## TASK DESCRIPTION
From the records below, pull each line that has "Soupe".

Data entries
────────
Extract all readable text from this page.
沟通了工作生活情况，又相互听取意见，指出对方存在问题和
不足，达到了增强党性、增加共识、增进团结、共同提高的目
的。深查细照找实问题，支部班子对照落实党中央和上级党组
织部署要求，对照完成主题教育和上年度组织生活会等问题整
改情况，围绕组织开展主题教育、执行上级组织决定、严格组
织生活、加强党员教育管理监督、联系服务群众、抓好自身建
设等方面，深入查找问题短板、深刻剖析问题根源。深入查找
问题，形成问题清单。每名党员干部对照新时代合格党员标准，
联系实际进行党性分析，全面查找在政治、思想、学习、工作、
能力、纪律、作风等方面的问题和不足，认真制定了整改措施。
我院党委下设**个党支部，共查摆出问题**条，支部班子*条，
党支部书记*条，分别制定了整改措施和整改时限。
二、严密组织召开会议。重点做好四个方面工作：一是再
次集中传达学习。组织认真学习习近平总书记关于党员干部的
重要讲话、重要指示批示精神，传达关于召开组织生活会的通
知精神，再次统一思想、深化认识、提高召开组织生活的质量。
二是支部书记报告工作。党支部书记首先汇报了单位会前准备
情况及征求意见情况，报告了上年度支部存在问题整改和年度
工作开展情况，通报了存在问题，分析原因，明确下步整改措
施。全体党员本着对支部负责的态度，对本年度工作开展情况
────────
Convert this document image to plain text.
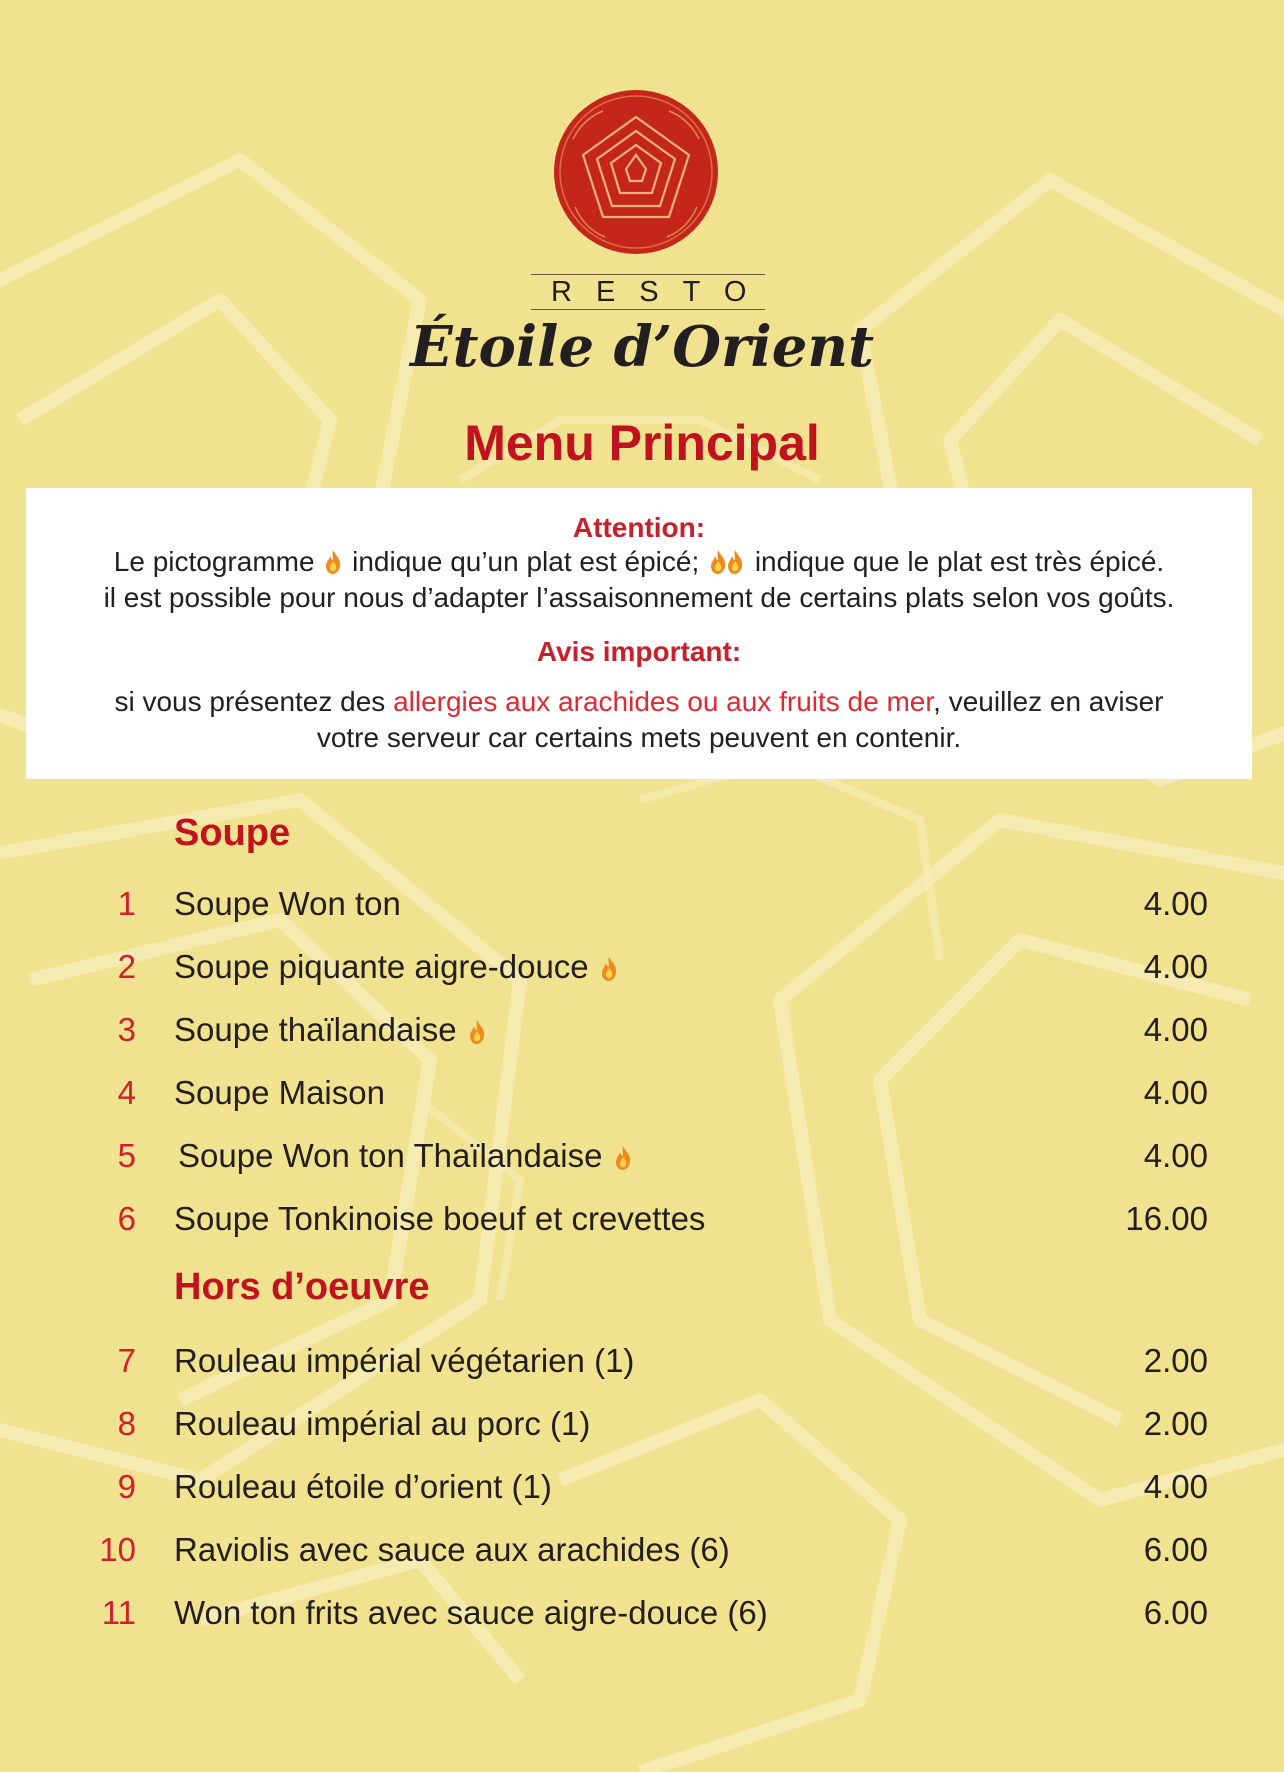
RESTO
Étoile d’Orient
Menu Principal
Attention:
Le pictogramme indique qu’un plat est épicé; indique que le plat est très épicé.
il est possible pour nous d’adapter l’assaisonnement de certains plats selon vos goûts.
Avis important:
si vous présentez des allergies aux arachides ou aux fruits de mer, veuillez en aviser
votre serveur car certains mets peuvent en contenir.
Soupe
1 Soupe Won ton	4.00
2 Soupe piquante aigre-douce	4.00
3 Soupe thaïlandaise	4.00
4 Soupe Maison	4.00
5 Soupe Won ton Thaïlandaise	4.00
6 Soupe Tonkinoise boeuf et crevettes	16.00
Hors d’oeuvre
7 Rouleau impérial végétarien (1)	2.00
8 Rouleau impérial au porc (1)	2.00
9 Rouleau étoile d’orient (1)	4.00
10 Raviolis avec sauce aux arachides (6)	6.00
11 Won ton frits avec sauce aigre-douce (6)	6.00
────────
## WORKED ANSWER
Soupe
1 Soupe Won ton	4.00
2 Soupe piquante aigre-douce	4.00
3 Soupe thaïlandaise	4.00
4 Soupe Maison	4.00
5 Soupe Won ton Thaïlandaise	4.00
6 Soupe Tonkinoise boeuf et crevettes	16.00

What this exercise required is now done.